▸ WHAT IS NEEDED
Below are the records. Gather each line that holds "Şekil".

▸ SUPPLIED MATERIAL
══════════════════════════════

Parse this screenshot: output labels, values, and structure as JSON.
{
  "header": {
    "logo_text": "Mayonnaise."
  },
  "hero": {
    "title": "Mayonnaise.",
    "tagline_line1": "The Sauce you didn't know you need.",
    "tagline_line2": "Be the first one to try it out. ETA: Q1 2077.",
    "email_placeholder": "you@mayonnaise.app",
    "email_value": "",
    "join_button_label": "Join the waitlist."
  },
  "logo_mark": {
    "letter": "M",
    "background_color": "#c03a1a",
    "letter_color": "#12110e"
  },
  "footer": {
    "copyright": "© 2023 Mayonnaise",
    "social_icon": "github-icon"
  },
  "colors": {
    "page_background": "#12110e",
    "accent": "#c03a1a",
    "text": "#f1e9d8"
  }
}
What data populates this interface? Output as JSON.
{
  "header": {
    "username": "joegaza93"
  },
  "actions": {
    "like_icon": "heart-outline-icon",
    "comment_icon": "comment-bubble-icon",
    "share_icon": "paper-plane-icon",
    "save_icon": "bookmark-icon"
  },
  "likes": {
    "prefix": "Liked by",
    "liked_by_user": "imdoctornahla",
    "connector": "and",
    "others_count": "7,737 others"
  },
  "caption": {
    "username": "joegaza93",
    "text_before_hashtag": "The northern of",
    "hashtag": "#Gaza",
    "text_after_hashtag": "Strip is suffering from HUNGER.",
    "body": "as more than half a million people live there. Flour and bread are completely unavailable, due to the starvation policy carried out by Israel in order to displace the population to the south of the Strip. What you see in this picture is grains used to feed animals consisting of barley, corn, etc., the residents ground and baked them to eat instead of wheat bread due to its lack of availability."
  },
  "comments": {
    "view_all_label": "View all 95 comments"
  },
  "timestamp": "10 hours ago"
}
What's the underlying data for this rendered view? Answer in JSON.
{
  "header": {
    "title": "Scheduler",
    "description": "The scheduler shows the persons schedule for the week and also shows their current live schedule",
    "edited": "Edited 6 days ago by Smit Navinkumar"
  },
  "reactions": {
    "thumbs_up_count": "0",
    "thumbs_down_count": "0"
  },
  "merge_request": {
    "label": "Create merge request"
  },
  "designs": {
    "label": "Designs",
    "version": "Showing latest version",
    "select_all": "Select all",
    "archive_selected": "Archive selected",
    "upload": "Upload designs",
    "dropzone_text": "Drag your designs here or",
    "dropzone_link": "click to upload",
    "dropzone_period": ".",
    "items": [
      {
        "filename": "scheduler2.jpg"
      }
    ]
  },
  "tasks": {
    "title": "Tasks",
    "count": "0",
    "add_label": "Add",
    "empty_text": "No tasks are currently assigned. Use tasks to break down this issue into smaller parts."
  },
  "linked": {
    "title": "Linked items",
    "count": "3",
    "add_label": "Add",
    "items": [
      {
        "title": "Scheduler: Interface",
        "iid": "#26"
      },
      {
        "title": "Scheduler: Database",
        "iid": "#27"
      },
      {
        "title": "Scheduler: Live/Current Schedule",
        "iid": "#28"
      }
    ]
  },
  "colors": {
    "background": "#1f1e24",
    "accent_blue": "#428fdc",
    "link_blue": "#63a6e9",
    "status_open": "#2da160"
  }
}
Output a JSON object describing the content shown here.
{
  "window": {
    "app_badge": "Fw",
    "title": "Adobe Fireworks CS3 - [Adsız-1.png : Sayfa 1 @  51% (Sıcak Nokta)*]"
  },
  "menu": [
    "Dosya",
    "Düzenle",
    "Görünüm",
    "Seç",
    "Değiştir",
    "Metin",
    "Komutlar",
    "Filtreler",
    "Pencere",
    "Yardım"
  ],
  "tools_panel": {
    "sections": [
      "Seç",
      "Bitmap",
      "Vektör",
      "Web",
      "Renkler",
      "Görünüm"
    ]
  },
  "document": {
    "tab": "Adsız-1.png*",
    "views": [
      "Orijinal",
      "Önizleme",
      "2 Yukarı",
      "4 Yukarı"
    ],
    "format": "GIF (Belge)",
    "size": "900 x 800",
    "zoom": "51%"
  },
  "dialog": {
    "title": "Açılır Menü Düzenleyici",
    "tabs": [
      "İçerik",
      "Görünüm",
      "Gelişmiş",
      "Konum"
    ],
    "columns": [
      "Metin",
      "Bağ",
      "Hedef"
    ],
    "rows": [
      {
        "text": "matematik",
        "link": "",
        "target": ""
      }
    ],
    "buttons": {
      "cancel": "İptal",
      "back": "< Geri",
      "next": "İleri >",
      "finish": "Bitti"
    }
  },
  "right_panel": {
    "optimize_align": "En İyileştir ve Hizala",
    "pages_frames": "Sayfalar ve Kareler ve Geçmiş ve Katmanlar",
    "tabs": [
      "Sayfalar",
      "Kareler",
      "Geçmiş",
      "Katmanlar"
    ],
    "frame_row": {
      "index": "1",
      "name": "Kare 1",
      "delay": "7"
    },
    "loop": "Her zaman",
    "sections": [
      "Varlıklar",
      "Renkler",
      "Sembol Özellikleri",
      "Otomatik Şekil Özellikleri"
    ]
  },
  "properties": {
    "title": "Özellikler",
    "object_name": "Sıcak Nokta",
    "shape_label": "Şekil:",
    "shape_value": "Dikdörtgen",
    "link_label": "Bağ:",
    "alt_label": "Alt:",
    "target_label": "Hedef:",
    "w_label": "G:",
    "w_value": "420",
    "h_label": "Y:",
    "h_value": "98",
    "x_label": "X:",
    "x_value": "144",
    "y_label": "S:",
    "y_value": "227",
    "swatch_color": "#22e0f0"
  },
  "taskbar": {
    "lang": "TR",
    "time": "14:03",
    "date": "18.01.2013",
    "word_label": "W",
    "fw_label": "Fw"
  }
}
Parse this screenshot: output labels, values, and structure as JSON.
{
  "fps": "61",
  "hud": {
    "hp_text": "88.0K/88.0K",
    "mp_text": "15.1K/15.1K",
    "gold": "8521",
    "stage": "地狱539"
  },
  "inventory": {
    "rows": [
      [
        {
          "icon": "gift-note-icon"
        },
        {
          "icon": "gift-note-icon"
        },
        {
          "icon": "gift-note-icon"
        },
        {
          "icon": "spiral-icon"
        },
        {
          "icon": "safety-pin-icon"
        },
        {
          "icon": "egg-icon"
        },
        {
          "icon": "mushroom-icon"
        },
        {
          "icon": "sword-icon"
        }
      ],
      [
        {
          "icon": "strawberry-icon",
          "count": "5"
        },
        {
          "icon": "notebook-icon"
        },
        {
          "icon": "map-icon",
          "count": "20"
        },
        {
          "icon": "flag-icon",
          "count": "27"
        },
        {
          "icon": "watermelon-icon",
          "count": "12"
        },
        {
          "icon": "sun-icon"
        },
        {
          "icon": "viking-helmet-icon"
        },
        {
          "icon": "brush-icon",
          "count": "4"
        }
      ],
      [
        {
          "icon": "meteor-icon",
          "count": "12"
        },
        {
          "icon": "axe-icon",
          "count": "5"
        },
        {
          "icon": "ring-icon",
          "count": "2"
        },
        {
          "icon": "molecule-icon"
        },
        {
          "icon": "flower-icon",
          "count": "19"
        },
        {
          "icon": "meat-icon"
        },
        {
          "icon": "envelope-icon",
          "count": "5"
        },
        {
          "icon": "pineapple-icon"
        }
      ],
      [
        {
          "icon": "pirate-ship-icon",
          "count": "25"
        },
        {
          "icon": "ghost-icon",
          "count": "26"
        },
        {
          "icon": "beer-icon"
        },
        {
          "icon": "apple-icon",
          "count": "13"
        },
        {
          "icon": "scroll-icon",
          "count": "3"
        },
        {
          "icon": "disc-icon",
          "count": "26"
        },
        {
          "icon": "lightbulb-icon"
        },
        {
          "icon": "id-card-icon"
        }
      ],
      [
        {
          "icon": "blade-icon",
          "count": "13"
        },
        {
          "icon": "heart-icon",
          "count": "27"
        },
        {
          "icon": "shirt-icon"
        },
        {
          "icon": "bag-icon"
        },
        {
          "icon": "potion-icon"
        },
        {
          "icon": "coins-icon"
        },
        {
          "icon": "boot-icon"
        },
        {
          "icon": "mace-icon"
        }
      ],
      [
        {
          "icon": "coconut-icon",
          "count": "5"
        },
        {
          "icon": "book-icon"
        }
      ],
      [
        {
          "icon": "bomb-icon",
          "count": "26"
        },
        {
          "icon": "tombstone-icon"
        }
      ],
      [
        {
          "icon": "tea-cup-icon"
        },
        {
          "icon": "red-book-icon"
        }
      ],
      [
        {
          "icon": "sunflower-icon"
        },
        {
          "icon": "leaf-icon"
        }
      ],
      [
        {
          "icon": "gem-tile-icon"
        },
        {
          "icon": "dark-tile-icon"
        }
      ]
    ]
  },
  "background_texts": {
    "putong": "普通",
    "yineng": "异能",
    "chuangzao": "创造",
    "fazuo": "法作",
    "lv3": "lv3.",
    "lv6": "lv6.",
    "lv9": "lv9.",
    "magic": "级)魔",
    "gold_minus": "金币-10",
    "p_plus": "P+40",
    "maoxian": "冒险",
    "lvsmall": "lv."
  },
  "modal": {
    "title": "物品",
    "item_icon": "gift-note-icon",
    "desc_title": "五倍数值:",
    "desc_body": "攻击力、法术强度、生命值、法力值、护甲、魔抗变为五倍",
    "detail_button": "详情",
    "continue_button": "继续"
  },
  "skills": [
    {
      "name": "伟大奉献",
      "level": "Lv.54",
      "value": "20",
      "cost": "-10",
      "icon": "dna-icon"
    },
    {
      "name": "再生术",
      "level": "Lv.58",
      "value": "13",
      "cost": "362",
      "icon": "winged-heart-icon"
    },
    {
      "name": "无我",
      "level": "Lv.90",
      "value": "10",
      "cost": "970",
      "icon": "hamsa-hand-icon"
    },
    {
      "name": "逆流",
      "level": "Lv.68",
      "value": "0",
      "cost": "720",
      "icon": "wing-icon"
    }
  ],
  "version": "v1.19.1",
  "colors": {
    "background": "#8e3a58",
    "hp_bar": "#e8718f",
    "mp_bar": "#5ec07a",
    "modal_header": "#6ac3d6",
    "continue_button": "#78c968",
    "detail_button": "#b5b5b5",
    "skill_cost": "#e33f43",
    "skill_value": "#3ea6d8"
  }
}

══════════════════════════════

▸ REPLY
      "Otomatik Şekil Özellikleri"
    "shape_label": "Şekil:",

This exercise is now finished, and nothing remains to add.